▶ _EXERCISE MATERIALS_

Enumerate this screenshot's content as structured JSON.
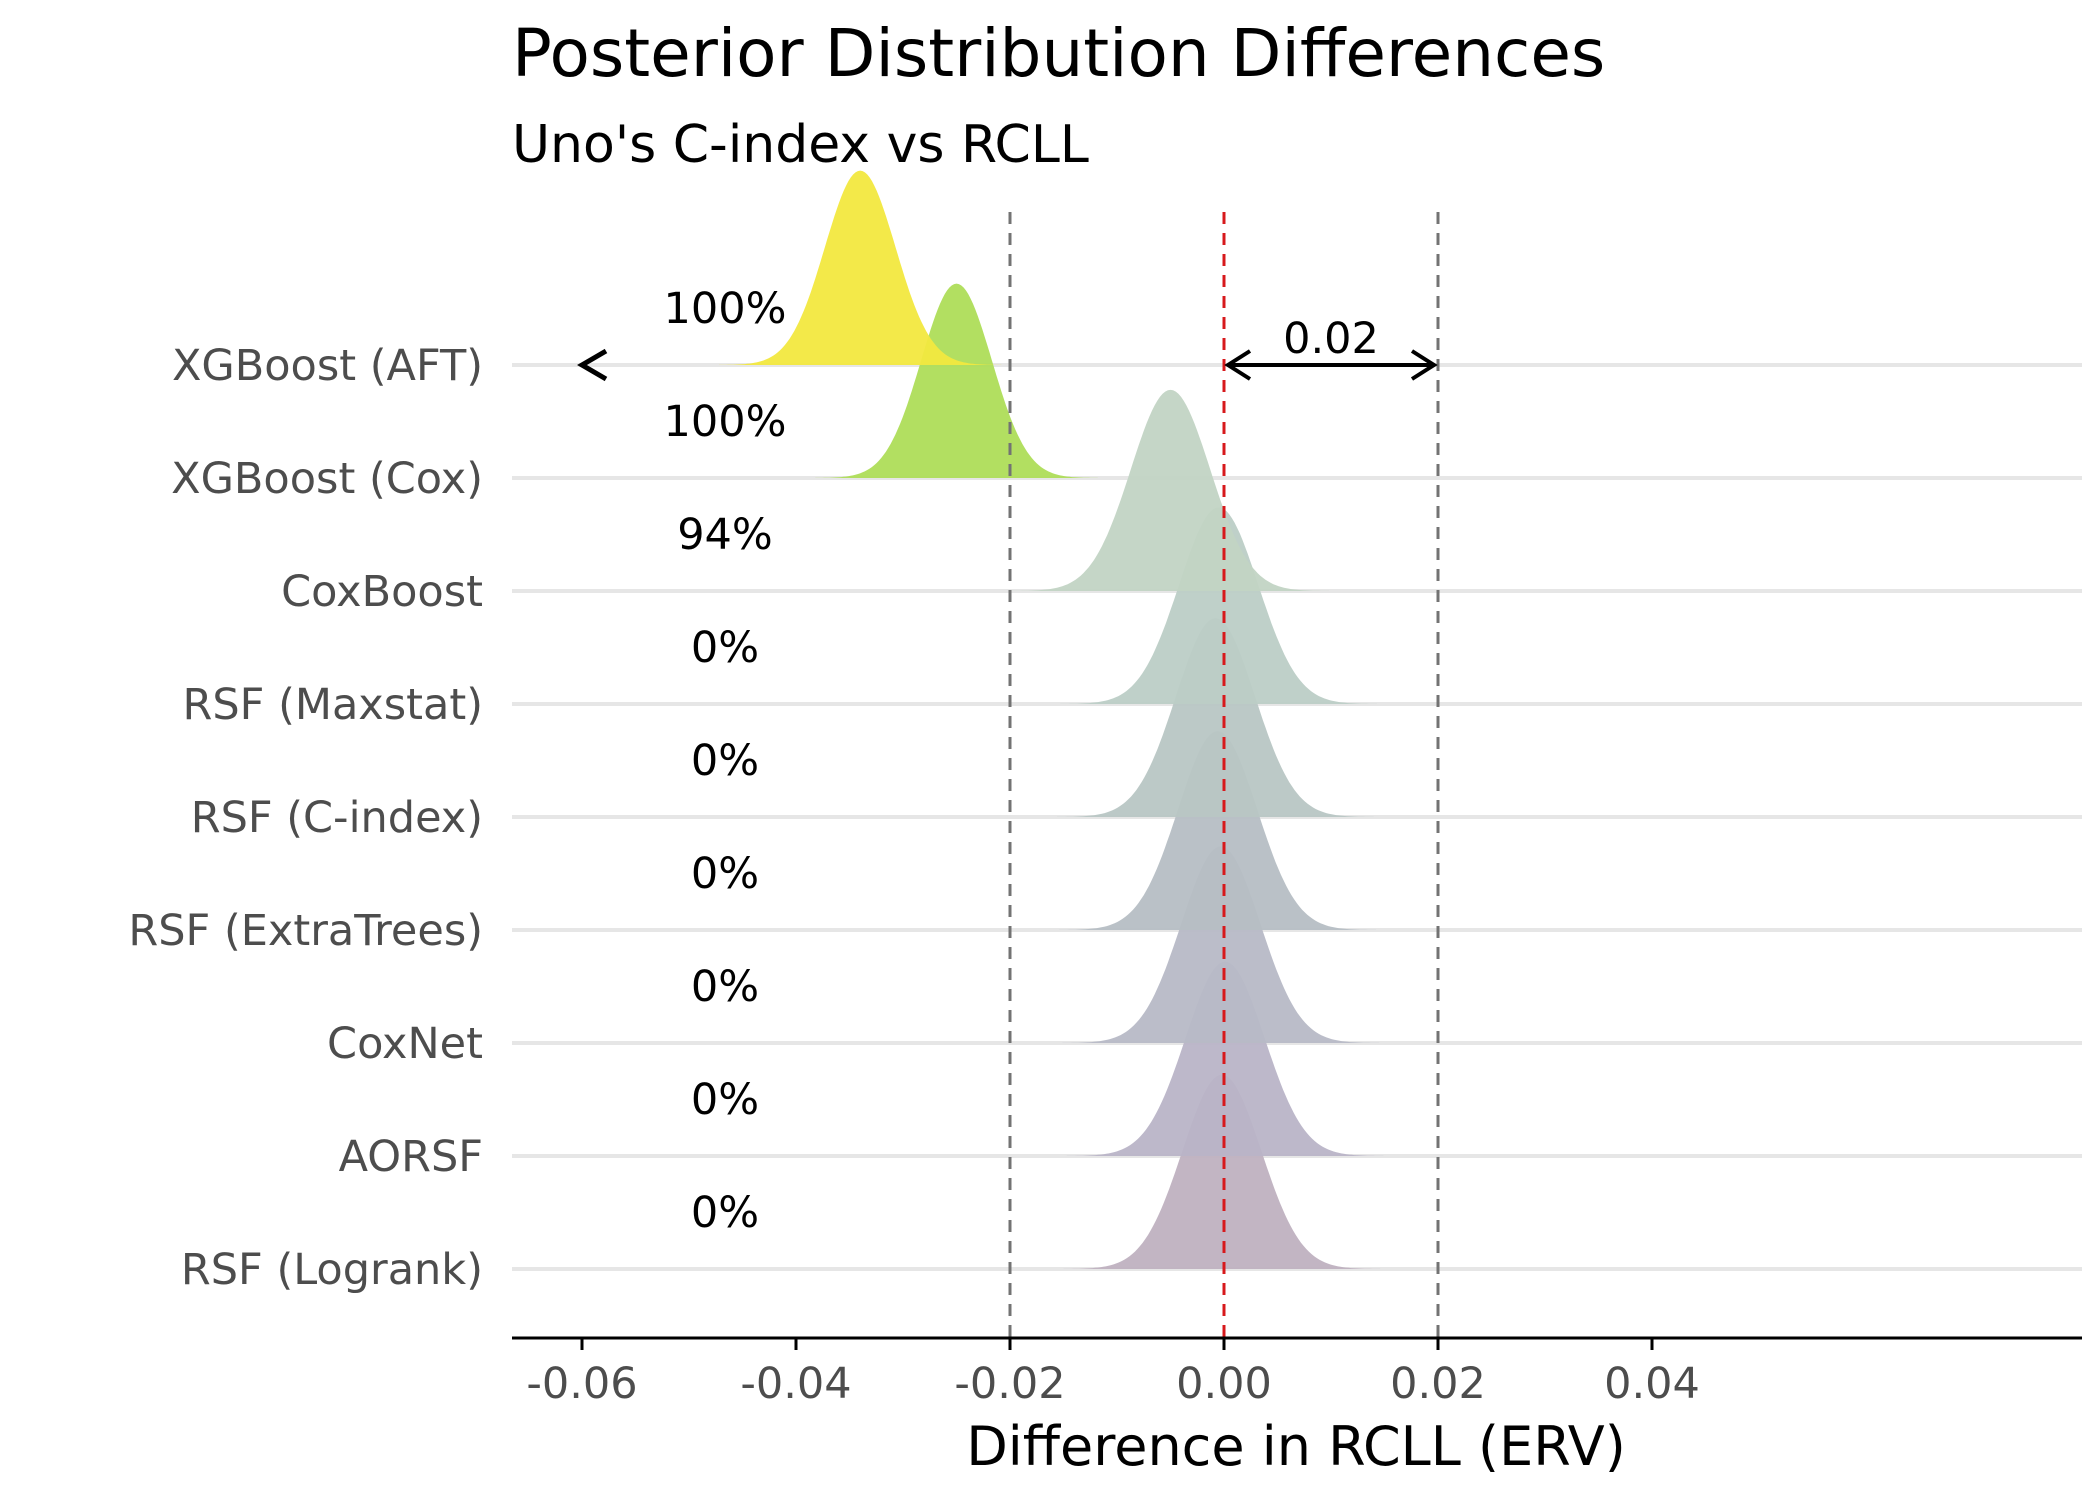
{
  "chart_data": {
    "type": "ridgeline",
    "title": "Posterior Distribution Differences",
    "subtitle": "Uno's C-index vs RCLL",
    "xlabel": "Difference in RCLL (ERV)",
    "xlim": [
      -0.065,
      0.045
    ],
    "xticks": [
      -0.06,
      -0.04,
      -0.02,
      0.0,
      0.02,
      0.04
    ],
    "xtick_labels": [
      "-0.06",
      "-0.04",
      "-0.02",
      "0.00",
      "0.02",
      "0.04"
    ],
    "rope": [
      -0.02,
      0.02
    ],
    "reference_line": 0.0,
    "rope_width_annotation": "0.02",
    "arrow_left_marker": "<",
    "categories": [
      {
        "name": "XGBoost (AFT)",
        "percent": "100%",
        "mode": -0.034,
        "sd": 0.0033,
        "peak": 1.72,
        "color": "#f2e83f"
      },
      {
        "name": "XGBoost (Cox)",
        "percent": "100%",
        "mode": -0.025,
        "sd": 0.0033,
        "peak": 1.72,
        "color": "#aedd58"
      },
      {
        "name": "CoxBoost",
        "percent": "94%",
        "mode": -0.005,
        "sd": 0.0037,
        "peak": 1.78,
        "color": "#c2d4c4"
      },
      {
        "name": "RSF (Maxstat)",
        "percent": "0%",
        "mode": -0.0005,
        "sd": 0.0037,
        "peak": 1.74,
        "color": "#bccdc6"
      },
      {
        "name": "RSF (C-index)",
        "percent": "0%",
        "mode": -0.0008,
        "sd": 0.0037,
        "peak": 1.76,
        "color": "#b8c6c4"
      },
      {
        "name": "RSF (ExtraTrees)",
        "percent": "0%",
        "mode": -0.0006,
        "sd": 0.0037,
        "peak": 1.76,
        "color": "#b6bec4"
      },
      {
        "name": "CoxNet",
        "percent": "0%",
        "mode": -0.0003,
        "sd": 0.0037,
        "peak": 1.74,
        "color": "#b7b9c6"
      },
      {
        "name": "AORSF",
        "percent": "0%",
        "mode": 0.0001,
        "sd": 0.0037,
        "peak": 1.72,
        "color": "#b9b4c7"
      },
      {
        "name": "RSF (Logrank)",
        "percent": "0%",
        "mode": -0.0002,
        "sd": 0.0037,
        "peak": 1.72,
        "color": "#bfb1c0"
      }
    ],
    "colors": {
      "reference": "#d7191c",
      "rope_lines": "#737373",
      "gridline": "#e6e6e6",
      "axis": "#000000"
    }
  }
}
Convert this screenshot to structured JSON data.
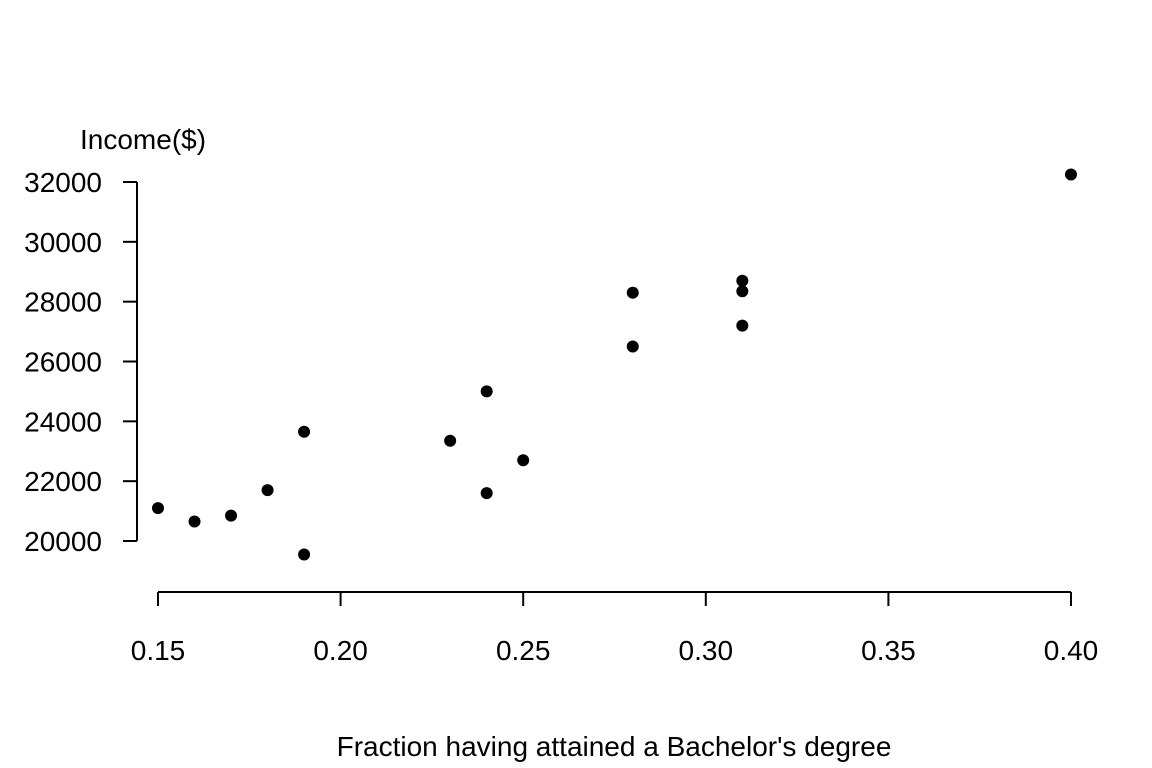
{
  "chart_data": {
    "type": "scatter",
    "title": "",
    "xlabel": "Fraction having attained a Bachelor's degree",
    "ylabel": "Income($)",
    "xlim": [
      0.15,
      0.4
    ],
    "ylim": [
      20000,
      32000
    ],
    "x_ticks": [
      0.15,
      0.2,
      0.25,
      0.3,
      0.35,
      0.4
    ],
    "x_tick_labels": [
      "0.15",
      "0.20",
      "0.25",
      "0.30",
      "0.35",
      "0.40"
    ],
    "y_ticks": [
      20000,
      22000,
      24000,
      26000,
      28000,
      30000,
      32000
    ],
    "y_tick_labels": [
      "20000",
      "22000",
      "24000",
      "26000",
      "28000",
      "30000",
      "32000"
    ],
    "grid": false,
    "legend": "none",
    "marker_color": "#000000",
    "points": [
      {
        "x": 0.15,
        "y": 21100
      },
      {
        "x": 0.16,
        "y": 20650
      },
      {
        "x": 0.17,
        "y": 20850
      },
      {
        "x": 0.18,
        "y": 21700
      },
      {
        "x": 0.19,
        "y": 23650
      },
      {
        "x": 0.19,
        "y": 19550
      },
      {
        "x": 0.23,
        "y": 23350
      },
      {
        "x": 0.24,
        "y": 25000
      },
      {
        "x": 0.24,
        "y": 21600
      },
      {
        "x": 0.25,
        "y": 22700
      },
      {
        "x": 0.28,
        "y": 28300
      },
      {
        "x": 0.28,
        "y": 26500
      },
      {
        "x": 0.31,
        "y": 28700
      },
      {
        "x": 0.31,
        "y": 28350
      },
      {
        "x": 0.31,
        "y": 27200
      },
      {
        "x": 0.4,
        "y": 32250
      }
    ]
  }
}
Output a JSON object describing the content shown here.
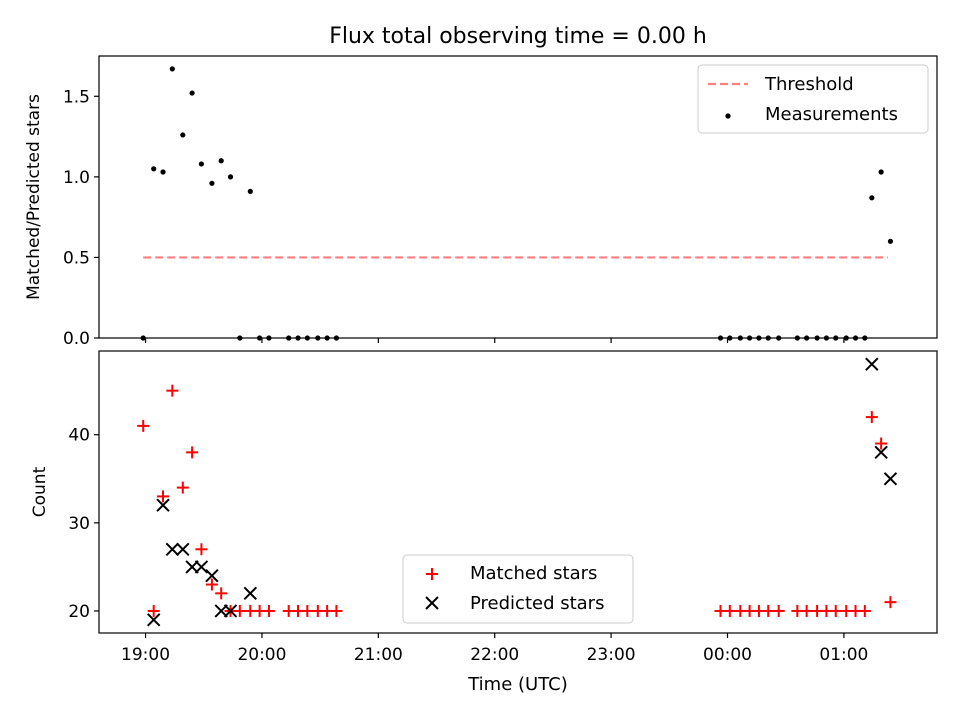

▶ _AIM OF THE EXERCISE_
Print each record exactly as it stands, leaving the images out.

▶ _FINAL ANSWER_
Enumerate this screenshot's content as structured JSON.
{
  "chart_data": {
    "type": "ridgeline",
    "title": "Posterior Distribution Differences",
    "subtitle": "Uno's C-index vs RCLL",
    "xlabel": "Difference in RCLL (ERV)",
    "xlim": [
      -0.065,
      0.045
    ],
    "xticks": [
      -0.06,
      -0.04,
      -0.02,
      0.0,
      0.02,
      0.04
    ],
    "xtick_labels": [
      "-0.06",
      "-0.04",
      "-0.02",
      "0.00",
      "0.02",
      "0.04"
    ],
    "rope": [
      -0.02,
      0.02
    ],
    "reference_line": 0.0,
    "rope_width_annotation": "0.02",
    "arrow_left_marker": "<",
    "categories": [
      {
        "name": "XGBoost (AFT)",
        "percent": "100%",
        "mode": -0.034,
        "sd": 0.0033,
        "peak": 1.72,
        "color": "#f2e83f"
      },
      {
        "name": "XGBoost (Cox)",
        "percent": "100%",
        "mode": -0.025,
        "sd": 0.0033,
        "peak": 1.72,
        "color": "#aedd58"
      },
      {
        "name": "CoxBoost",
        "percent": "94%",
        "mode": -0.005,
        "sd": 0.0037,
        "peak": 1.78,
        "color": "#c2d4c4"
      },
      {
        "name": "RSF (Maxstat)",
        "percent": "0%",
        "mode": -0.0005,
        "sd": 0.0037,
        "peak": 1.74,
        "color": "#bccdc6"
      },
      {
        "name": "RSF (C-index)",
        "percent": "0%",
        "mode": -0.0008,
        "sd": 0.0037,
        "peak": 1.76,
        "color": "#b8c6c4"
      },
      {
        "name": "RSF (ExtraTrees)",
        "percent": "0%",
        "mode": -0.0006,
        "sd": 0.0037,
        "peak": 1.76,
        "color": "#b6bec4"
      },
      {
        "name": "CoxNet",
        "percent": "0%",
        "mode": -0.0003,
        "sd": 0.0037,
        "peak": 1.74,
        "color": "#b7b9c6"
      },
      {
        "name": "AORSF",
        "percent": "0%",
        "mode": 0.0001,
        "sd": 0.0037,
        "peak": 1.72,
        "color": "#b9b4c7"
      },
      {
        "name": "RSF (Logrank)",
        "percent": "0%",
        "mode": -0.0002,
        "sd": 0.0037,
        "peak": 1.72,
        "color": "#bfb1c0"
      }
    ],
    "colors": {
      "reference": "#d7191c",
      "rope_lines": "#737373",
      "gridline": "#e6e6e6",
      "axis": "#000000"
    }
  }
}
Convert this screenshot to structured JSON data.
{
  "chart_data": {
    "type": "scatter",
    "title": "",
    "xlabel": "Fraction having attained a Bachelor's degree",
    "ylabel": "Income($)",
    "xlim": [
      0.15,
      0.4
    ],
    "ylim": [
      20000,
      32000
    ],
    "x_ticks": [
      0.15,
      0.2,
      0.25,
      0.3,
      0.35,
      0.4
    ],
    "x_tick_labels": [
      "0.15",
      "0.20",
      "0.25",
      "0.30",
      "0.35",
      "0.40"
    ],
    "y_ticks": [
      20000,
      22000,
      24000,
      26000,
      28000,
      30000,
      32000
    ],
    "y_tick_labels": [
      "20000",
      "22000",
      "24000",
      "26000",
      "28000",
      "30000",
      "32000"
    ],
    "grid": false,
    "legend": "none",
    "marker_color": "#000000",
    "points": [
      {
        "x": 0.15,
        "y": 21100
      },
      {
        "x": 0.16,
        "y": 20650
      },
      {
        "x": 0.17,
        "y": 20850
      },
      {
        "x": 0.18,
        "y": 21700
      },
      {
        "x": 0.19,
        "y": 23650
      },
      {
        "x": 0.19,
        "y": 19550
      },
      {
        "x": 0.23,
        "y": 23350
      },
      {
        "x": 0.24,
        "y": 25000
      },
      {
        "x": 0.24,
        "y": 21600
      },
      {
        "x": 0.25,
        "y": 22700
      },
      {
        "x": 0.28,
        "y": 28300
      },
      {
        "x": 0.28,
        "y": 26500
      },
      {
        "x": 0.31,
        "y": 28700
      },
      {
        "x": 0.31,
        "y": 28350
      },
      {
        "x": 0.31,
        "y": 27200
      },
      {
        "x": 0.4,
        "y": 32250
      }
    ]
  }
}
Output a JSON object describing the content shown here.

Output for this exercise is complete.